EXERCISE DETAILS
Reproduce the data below line for line, changing nothing.

******

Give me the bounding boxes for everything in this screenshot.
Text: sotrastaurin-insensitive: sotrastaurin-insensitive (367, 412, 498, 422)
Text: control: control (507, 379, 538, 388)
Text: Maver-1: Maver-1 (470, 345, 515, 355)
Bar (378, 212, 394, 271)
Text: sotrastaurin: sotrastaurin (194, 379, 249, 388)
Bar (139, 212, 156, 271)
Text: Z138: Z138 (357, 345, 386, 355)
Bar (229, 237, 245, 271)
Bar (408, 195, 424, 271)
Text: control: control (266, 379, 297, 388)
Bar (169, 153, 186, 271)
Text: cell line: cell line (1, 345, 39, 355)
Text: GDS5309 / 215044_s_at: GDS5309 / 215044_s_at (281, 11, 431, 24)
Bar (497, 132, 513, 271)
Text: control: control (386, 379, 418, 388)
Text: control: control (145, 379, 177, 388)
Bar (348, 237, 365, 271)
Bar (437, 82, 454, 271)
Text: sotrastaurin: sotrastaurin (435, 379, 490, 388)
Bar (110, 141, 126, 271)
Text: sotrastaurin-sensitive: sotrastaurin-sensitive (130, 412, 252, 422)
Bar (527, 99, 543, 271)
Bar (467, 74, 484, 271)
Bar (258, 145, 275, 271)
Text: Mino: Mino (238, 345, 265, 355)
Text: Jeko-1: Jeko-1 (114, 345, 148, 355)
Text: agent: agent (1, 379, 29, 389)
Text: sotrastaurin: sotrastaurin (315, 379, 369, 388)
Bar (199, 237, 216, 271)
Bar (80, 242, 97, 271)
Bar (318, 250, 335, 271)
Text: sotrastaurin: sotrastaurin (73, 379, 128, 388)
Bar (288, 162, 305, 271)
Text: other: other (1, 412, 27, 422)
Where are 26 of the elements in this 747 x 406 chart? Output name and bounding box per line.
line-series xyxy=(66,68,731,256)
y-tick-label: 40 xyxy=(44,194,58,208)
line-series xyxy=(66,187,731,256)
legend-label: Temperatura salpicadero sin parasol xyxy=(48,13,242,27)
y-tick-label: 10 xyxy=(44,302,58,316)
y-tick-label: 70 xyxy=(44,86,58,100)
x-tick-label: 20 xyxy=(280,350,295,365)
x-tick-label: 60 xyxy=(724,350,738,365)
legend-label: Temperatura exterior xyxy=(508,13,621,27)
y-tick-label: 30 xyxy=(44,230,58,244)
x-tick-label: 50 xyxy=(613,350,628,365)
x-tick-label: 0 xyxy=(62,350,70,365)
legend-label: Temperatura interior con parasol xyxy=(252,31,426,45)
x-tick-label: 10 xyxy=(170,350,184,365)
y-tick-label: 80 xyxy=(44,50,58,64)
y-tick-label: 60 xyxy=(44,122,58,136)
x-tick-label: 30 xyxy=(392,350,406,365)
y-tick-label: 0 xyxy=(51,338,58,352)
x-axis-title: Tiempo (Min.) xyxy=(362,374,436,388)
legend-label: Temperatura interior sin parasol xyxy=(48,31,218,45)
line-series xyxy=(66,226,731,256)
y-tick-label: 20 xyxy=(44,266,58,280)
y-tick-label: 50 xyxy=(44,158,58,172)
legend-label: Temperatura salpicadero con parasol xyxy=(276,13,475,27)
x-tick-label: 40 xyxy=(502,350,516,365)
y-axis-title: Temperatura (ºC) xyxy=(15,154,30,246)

******

REPLY
Give me the bounding boxes for everything in this screenshot.
Text: sotrastaurin-insensitive: sotrastaurin-insensitive (367, 412, 498, 422)
Text: control: control (507, 379, 538, 388)
Text: Maver-1: Maver-1 (470, 345, 515, 355)
Bar (378, 212, 394, 271)
Text: sotrastaurin: sotrastaurin (194, 379, 249, 388)
Bar (139, 212, 156, 271)
Text: Z138: Z138 (357, 345, 386, 355)
Bar (229, 237, 245, 271)
Bar (408, 195, 424, 271)
Text: control: control (266, 379, 297, 388)
Bar (169, 153, 186, 271)
Text: cell line: cell line (1, 345, 39, 355)
Text: GDS5309 / 215044_s_at: GDS5309 / 215044_s_at (281, 11, 431, 24)
Bar (497, 132, 513, 271)
Text: control: control (386, 379, 418, 388)
Text: control: control (145, 379, 177, 388)
Bar (348, 237, 365, 271)
Bar (437, 82, 454, 271)
Text: sotrastaurin: sotrastaurin (435, 379, 490, 388)
Bar (110, 141, 126, 271)
Text: sotrastaurin-sensitive: sotrastaurin-sensitive (130, 412, 252, 422)
Bar (527, 99, 543, 271)
Bar (467, 74, 484, 271)
Bar (258, 145, 275, 271)
Text: Mino: Mino (238, 345, 265, 355)
Text: Jeko-1: Jeko-1 (114, 345, 148, 355)
Text: agent: agent (1, 379, 29, 389)
Text: sotrastaurin: sotrastaurin (315, 379, 369, 388)
Bar (199, 237, 216, 271)
Bar (80, 242, 97, 271)
Bar (318, 250, 335, 271)
Text: sotrastaurin: sotrastaurin (73, 379, 128, 388)
Bar (288, 162, 305, 271)
Text: other: other (1, 412, 27, 422)
Where are 26 of the elements in this 747 x 406 chart? Output name and bounding box per line.
line-series xyxy=(66,68,731,256)
y-tick-label: 40 xyxy=(44,194,58,208)
line-series xyxy=(66,187,731,256)
legend-label: Temperatura salpicadero sin parasol xyxy=(48,13,242,27)
y-tick-label: 10 xyxy=(44,302,58,316)
y-tick-label: 70 xyxy=(44,86,58,100)
x-tick-label: 20 xyxy=(280,350,295,365)
x-tick-label: 60 xyxy=(724,350,738,365)
legend-label: Temperatura exterior xyxy=(508,13,621,27)
y-tick-label: 30 xyxy=(44,230,58,244)
x-tick-label: 50 xyxy=(613,350,628,365)
x-tick-label: 0 xyxy=(62,350,70,365)
legend-label: Temperatura interior con parasol xyxy=(252,31,426,45)
x-tick-label: 10 xyxy=(170,350,184,365)
y-tick-label: 80 xyxy=(44,50,58,64)
y-tick-label: 60 xyxy=(44,122,58,136)
x-tick-label: 30 xyxy=(392,350,406,365)
y-tick-label: 0 xyxy=(51,338,58,352)
x-axis-title: Tiempo (Min.) xyxy=(362,374,436,388)
legend-label: Temperatura interior sin parasol xyxy=(48,31,218,45)
line-series xyxy=(66,226,731,256)
y-tick-label: 20 xyxy=(44,266,58,280)
y-tick-label: 50 xyxy=(44,158,58,172)
legend-label: Temperatura salpicadero con parasol xyxy=(276,13,475,27)
x-tick-label: 40 xyxy=(502,350,516,365)
y-axis-title: Temperatura (ºC) xyxy=(15,154,30,246)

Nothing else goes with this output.